:: YOUR OBJECTIVE ::
Write out the material below exactly, beginning at the line that contains "Parse this screenshot: output" and ending with its last line, both ends included; write nothing else.
— Start GIVEN ENTRIES —
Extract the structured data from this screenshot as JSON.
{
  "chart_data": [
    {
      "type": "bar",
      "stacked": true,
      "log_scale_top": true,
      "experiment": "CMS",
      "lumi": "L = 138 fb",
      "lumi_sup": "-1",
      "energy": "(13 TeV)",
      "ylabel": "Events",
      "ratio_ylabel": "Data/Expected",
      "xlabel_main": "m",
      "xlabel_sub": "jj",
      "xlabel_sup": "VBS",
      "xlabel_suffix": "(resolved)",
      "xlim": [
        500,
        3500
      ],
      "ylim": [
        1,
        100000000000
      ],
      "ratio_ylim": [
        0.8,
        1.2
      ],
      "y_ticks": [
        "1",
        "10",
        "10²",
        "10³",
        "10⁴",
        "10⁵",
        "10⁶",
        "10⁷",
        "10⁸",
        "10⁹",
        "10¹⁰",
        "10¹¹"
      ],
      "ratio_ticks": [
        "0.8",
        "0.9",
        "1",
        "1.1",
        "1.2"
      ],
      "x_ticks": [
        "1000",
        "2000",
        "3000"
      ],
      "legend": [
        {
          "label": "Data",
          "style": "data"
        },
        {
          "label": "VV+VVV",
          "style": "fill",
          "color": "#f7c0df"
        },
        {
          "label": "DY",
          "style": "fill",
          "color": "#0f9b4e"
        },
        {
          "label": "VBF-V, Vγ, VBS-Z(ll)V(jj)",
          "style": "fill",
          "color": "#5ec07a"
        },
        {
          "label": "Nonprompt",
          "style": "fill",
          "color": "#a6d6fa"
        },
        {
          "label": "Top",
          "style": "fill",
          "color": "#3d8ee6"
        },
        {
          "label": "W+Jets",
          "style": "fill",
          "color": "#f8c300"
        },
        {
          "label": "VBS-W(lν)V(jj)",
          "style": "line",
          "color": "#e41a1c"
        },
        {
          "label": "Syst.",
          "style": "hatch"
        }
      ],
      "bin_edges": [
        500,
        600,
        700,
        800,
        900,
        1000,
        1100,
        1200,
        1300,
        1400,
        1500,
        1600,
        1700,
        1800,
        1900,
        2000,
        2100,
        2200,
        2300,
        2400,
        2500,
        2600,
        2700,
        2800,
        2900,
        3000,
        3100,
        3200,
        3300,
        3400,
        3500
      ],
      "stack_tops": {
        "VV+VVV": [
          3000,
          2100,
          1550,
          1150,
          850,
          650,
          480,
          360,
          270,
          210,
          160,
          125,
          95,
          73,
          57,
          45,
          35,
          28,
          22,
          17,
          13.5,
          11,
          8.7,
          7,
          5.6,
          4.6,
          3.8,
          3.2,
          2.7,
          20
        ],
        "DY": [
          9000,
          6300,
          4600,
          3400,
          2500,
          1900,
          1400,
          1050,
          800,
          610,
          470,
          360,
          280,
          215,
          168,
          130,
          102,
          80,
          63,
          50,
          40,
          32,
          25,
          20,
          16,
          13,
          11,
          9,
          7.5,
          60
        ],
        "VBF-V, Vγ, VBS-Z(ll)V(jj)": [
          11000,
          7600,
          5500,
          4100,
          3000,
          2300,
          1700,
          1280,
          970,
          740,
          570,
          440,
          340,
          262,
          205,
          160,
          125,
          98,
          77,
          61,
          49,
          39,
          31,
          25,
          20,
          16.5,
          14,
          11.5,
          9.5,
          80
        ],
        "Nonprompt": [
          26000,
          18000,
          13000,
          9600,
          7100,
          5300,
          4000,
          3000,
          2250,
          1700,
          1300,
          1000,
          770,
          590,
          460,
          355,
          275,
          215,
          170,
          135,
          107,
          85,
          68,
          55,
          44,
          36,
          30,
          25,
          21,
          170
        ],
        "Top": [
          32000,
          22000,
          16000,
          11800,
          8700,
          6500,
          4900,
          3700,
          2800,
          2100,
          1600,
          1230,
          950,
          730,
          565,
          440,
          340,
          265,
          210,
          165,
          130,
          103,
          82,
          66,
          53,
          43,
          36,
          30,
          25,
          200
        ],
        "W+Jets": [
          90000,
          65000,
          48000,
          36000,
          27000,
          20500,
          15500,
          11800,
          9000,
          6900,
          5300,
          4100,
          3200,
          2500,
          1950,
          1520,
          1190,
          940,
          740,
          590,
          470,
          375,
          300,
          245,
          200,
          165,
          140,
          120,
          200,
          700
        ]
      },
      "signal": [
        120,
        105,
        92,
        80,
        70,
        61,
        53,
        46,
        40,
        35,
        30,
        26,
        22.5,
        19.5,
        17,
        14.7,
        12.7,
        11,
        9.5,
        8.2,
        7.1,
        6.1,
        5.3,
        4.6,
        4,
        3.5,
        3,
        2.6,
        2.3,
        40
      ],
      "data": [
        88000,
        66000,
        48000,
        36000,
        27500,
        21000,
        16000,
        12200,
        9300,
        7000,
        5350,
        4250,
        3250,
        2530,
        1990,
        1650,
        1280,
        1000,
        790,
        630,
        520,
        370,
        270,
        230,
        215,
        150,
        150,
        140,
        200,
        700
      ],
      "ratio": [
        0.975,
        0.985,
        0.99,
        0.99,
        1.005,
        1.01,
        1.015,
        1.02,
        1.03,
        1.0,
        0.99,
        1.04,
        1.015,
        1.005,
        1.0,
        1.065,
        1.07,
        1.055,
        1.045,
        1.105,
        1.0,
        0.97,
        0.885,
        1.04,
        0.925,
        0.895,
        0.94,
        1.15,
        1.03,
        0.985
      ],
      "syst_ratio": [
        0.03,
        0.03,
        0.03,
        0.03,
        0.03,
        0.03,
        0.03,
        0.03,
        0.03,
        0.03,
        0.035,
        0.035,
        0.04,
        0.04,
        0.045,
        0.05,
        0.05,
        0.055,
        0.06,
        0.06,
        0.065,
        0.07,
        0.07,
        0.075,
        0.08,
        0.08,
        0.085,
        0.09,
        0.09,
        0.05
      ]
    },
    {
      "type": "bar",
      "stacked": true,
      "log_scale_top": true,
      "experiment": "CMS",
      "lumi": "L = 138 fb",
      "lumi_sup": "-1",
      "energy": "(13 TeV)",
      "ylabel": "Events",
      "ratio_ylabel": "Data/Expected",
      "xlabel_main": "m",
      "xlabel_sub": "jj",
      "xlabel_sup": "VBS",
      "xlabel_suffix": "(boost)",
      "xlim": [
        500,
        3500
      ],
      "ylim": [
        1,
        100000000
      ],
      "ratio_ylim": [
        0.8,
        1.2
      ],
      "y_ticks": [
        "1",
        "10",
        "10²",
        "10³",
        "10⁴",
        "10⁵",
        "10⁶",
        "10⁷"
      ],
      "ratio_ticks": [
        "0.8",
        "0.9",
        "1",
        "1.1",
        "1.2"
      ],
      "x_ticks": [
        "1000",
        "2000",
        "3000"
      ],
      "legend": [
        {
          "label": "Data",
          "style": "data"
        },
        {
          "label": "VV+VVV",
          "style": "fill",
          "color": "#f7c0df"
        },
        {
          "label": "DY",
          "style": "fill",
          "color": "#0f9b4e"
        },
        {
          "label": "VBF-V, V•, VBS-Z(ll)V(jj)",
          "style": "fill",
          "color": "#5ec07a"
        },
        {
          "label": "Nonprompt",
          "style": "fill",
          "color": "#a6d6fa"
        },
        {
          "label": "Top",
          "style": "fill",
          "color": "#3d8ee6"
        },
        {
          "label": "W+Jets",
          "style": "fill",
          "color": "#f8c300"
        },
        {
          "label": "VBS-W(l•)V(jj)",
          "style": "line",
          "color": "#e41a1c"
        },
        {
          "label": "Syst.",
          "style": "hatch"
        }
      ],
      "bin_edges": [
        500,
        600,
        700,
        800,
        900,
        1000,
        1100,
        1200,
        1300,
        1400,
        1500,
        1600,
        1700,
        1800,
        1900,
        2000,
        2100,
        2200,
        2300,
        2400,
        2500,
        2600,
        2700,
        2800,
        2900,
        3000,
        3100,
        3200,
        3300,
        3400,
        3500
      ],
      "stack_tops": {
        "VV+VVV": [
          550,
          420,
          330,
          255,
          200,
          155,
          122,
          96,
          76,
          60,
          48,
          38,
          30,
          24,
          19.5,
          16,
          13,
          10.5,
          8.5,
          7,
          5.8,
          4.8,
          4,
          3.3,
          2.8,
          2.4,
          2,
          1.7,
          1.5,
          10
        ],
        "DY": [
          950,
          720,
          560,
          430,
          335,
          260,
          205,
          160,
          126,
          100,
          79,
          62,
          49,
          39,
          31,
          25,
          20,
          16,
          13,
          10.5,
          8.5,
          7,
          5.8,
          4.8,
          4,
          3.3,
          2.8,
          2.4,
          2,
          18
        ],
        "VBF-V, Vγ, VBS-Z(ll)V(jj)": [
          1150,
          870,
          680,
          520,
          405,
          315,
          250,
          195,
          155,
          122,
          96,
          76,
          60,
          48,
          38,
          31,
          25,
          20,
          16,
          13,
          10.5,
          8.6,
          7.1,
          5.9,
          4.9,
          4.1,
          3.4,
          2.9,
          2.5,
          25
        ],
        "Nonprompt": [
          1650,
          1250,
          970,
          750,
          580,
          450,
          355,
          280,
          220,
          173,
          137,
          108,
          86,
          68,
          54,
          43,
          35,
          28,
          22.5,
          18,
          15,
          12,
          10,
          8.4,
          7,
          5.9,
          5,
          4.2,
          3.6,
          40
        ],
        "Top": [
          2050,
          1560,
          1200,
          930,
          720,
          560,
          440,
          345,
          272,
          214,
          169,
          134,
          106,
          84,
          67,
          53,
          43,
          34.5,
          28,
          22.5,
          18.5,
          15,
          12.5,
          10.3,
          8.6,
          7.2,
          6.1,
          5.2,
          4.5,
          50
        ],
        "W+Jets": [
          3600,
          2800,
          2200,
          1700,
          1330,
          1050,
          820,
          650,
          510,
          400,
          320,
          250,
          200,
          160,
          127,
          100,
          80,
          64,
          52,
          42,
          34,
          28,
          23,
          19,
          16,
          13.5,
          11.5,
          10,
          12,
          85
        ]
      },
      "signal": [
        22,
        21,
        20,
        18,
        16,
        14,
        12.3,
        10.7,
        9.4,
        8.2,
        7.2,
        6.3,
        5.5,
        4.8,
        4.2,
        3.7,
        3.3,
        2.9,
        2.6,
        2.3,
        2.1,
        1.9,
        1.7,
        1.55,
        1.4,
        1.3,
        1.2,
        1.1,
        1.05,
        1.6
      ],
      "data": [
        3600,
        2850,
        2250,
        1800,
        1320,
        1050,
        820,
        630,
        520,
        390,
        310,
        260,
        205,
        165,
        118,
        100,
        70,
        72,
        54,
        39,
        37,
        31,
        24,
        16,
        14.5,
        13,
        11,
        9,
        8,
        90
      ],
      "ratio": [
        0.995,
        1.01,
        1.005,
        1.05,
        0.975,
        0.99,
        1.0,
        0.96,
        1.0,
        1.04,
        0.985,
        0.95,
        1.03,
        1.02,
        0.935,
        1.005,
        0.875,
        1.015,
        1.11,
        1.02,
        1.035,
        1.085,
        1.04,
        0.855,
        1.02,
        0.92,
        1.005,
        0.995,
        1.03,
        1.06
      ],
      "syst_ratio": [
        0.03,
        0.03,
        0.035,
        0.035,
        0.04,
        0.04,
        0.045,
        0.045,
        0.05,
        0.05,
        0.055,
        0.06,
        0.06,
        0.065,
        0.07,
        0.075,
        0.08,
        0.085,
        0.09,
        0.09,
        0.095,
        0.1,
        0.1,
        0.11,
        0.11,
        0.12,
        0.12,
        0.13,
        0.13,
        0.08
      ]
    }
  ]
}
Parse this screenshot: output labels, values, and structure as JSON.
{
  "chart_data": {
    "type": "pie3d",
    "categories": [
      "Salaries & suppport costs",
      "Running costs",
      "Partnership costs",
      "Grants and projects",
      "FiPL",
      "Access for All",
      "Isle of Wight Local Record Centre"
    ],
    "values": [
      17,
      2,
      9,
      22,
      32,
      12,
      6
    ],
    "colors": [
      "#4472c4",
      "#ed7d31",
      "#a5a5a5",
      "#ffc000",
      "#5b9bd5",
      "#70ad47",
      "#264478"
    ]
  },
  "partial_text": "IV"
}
— End GIVEN ENTRIES —
:: EXERCISE OUTPUT ::
Parse this screenshot: output labels, values, and structure as JSON.
{
  "chart_data": {
    "type": "pie3d",
    "categories": [
      "Salaries & suppport costs",
      "Running costs",
      "Partnership costs",
      "Grants and projects",
      "FiPL",
      "Access for All",
      "Isle of Wight Local Record Centre"
    ],
    "values": [
      17,
      2,
      9,
      22,
      32,
      12,
      6
    ],
    "colors": [
      "#4472c4",
      "#ed7d31",
      "#a5a5a5",
      "#ffc000",
      "#5b9bd5",
      "#70ad47",
      "#264478"
    ]
  },
  "partial_text": "IV"
}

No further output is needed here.